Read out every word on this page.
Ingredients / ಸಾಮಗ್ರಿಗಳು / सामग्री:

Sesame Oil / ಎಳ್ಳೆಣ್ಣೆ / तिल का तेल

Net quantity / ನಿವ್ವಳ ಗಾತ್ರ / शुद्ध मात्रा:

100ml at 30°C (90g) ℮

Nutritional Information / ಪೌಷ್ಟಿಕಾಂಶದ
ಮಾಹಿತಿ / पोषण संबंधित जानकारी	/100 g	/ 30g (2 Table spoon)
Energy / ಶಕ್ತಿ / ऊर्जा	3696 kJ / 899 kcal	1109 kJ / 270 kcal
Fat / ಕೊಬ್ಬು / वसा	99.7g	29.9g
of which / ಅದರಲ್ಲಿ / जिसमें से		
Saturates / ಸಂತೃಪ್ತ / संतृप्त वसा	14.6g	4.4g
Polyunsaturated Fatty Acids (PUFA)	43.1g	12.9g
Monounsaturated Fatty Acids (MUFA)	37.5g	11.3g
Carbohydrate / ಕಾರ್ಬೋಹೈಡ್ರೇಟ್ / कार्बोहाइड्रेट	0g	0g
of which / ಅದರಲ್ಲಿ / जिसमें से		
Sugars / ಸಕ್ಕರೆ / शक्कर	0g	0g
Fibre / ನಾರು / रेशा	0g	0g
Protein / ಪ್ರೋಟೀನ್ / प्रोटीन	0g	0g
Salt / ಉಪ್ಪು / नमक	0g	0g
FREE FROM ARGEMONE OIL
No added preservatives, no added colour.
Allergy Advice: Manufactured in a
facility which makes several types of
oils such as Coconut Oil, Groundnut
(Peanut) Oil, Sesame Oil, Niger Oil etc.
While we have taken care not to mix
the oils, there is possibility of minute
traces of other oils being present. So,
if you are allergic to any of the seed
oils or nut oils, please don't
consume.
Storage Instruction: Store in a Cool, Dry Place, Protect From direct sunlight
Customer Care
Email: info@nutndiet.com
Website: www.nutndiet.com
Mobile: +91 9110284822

▬▬▬

*ASSIGNED TASK*: Copy down the material above exactly as it is.

*COMPLETED EXERCISE*:
Read out every word on this page.
Ingredients / ಸಾಮಗ್ರಿಗಳು / सामग्री:

Sesame Oil / ಎಳ್ಳೆಣ್ಣೆ / तिल का तेल

Net quantity / ನಿವ್ವಳ ಗಾತ್ರ / शुद्ध मात्रा:

100ml at 30°C (90g) ℮

Nutritional Information / ಪೌಷ್ಟಿಕಾಂಶದ
ಮಾಹಿತಿ / पोषण संबंधित जानकारी	/100 g	/ 30g (2 Table spoon)
Energy / ಶಕ್ತಿ / ऊर्जा	3696 kJ / 899 kcal	1109 kJ / 270 kcal
Fat / ಕೊಬ್ಬು / वसा	99.7g	29.9g
of which / ಅದರಲ್ಲಿ / जिसमें से		
Saturates / ಸಂತೃಪ್ತ / संतृप्त वसा	14.6g	4.4g
Polyunsaturated Fatty Acids (PUFA)	43.1g	12.9g
Monounsaturated Fatty Acids (MUFA)	37.5g	11.3g
Carbohydrate / ಕಾರ್ಬೋಹೈಡ್ರೇಟ್ / कार्बोहाइड्रेट	0g	0g
of which / ಅದರಲ್ಲಿ / जिसमें से		
Sugars / ಸಕ್ಕರೆ / शक्कर	0g	0g
Fibre / ನಾರು / रेशा	0g	0g
Protein / ಪ್ರೋಟೀನ್ / प्रोटीन	0g	0g
Salt / ಉಪ್ಪು / नमक	0g	0g
FREE FROM ARGEMONE OIL
No added preservatives, no added colour.
Allergy Advice: Manufactured in a
facility which makes several types of
oils such as Coconut Oil, Groundnut
(Peanut) Oil, Sesame Oil, Niger Oil etc.
While we have taken care not to mix
the oils, there is possibility of minute
traces of other oils being present. So,
if you are allergic to any of the seed
oils or nut oils, please don't
consume.
Storage Instruction: Store in a Cool, Dry Place, Protect From direct sunlight
Customer Care
Email: info@nutndiet.com
Website: www.nutndiet.com
Mobile: +91 9110284822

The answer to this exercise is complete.